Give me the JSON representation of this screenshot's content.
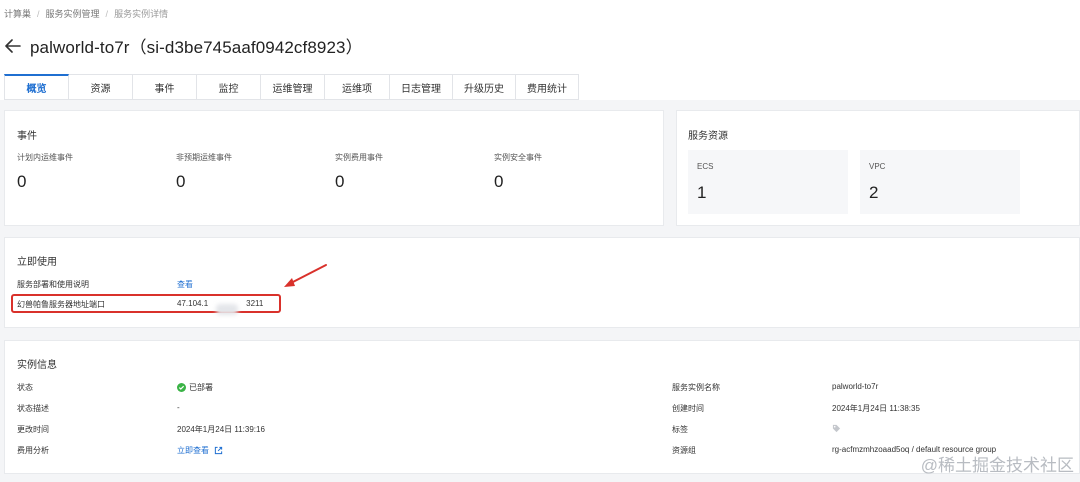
{
  "breadcrumb": {
    "items": [
      "计算巢",
      "服务实例管理",
      "服务实例详情"
    ]
  },
  "page": {
    "title": "palworld-to7r（si-d3be745aaf0942cf8923）"
  },
  "tabs": [
    "概览",
    "资源",
    "事件",
    "监控",
    "运维管理",
    "运维项",
    "日志管理",
    "升级历史",
    "费用统计"
  ],
  "events": {
    "title": "事件",
    "items": [
      {
        "label": "计划内运维事件",
        "value": "0"
      },
      {
        "label": "非预期运维事件",
        "value": "0"
      },
      {
        "label": "实例费用事件",
        "value": "0"
      },
      {
        "label": "实例安全事件",
        "value": "0"
      }
    ]
  },
  "resources": {
    "title": "服务资源",
    "items": [
      {
        "label": "ECS",
        "value": "1"
      },
      {
        "label": "VPC",
        "value": "2"
      }
    ]
  },
  "use_now": {
    "title": "立即使用",
    "rows": [
      {
        "label": "服务部署和使用说明",
        "value": "查看"
      },
      {
        "label": "幻兽帕鲁服务器地址端口",
        "value_prefix": "47.104.1",
        "value_suffix": "3211"
      }
    ]
  },
  "instance": {
    "title": "实例信息",
    "left": [
      {
        "label": "状态",
        "value": "已部署"
      },
      {
        "label": "状态描述",
        "value": "-"
      },
      {
        "label": "更改时间",
        "value": "2024年1月24日 11:39:16"
      },
      {
        "label": "费用分析",
        "value": "立即查看"
      }
    ],
    "right": [
      {
        "label": "服务实例名称",
        "value": "palworld-to7r"
      },
      {
        "label": "创建时间",
        "value": "2024年1月24日 11:38:35"
      },
      {
        "label": "标签",
        "value": ""
      },
      {
        "label": "资源组",
        "value": "rg-acfmzmhzoaad5oq / default resource group"
      }
    ]
  },
  "colors": {
    "accent": "#1f6fd1",
    "success": "#3bb346",
    "annotation": "#d9312b"
  },
  "watermark": "@稀土掘金技术社区"
}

__Required task__: Extract every line containing the string "title" from the material.

__Response__:
    "title": "palworld-to7r（si-d3be745aaf0942cf8923）"
    "title": "事件",
    "title": "服务资源",
    "title": "立即使用",
    "title": "实例信息",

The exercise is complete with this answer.